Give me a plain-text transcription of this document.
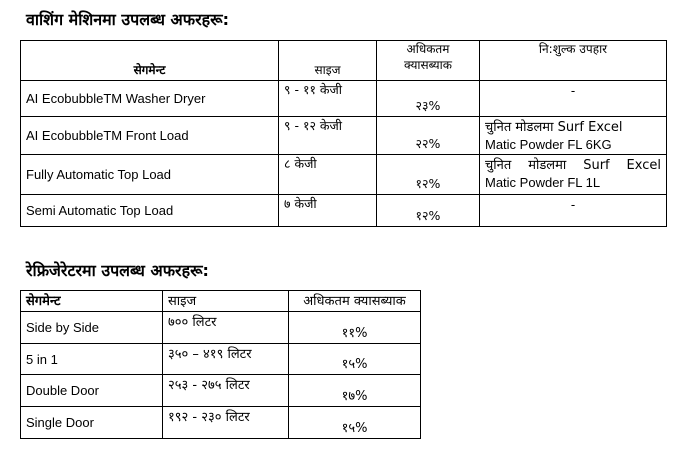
वाशिंग मेशिनमा उपलब्ध अफरहरू:
सेगमेन्ट	साइज	अधिकतम क्यासब्याक	नि:शुल्क उपहार
AI EcobubbleTM Washer Dryer	९ - ११ केजी	२३%	-

AI EcobubbleTM Front Load	९ - १२ केजी	२२%	चुनित मोडलमा Surf Excel
Matic Powder FL 6KG

Fully Automatic Top Load	८ केजी	१२%	चुनित मोडलमा Surf Excel
Matic Powder FL 1L

Semi Automatic Top Load	७ केजी	१२%	-
रेफ्रिजेरेटरमा उपलब्ध अफरहरू:
सेगमेन्ट	साइज	अधिकतम क्यासब्याक
Side by Side	७०० लिटर	११%
5 in 1	३५० – ४१९ लिटर	१५%
Double Door	२५३ - २७५ लिटर	१७%
Single Door	१९२ - २३० लिटर	१५%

━━━

Among the lines of the records above, count those holding the string "Load", and report only the number.

3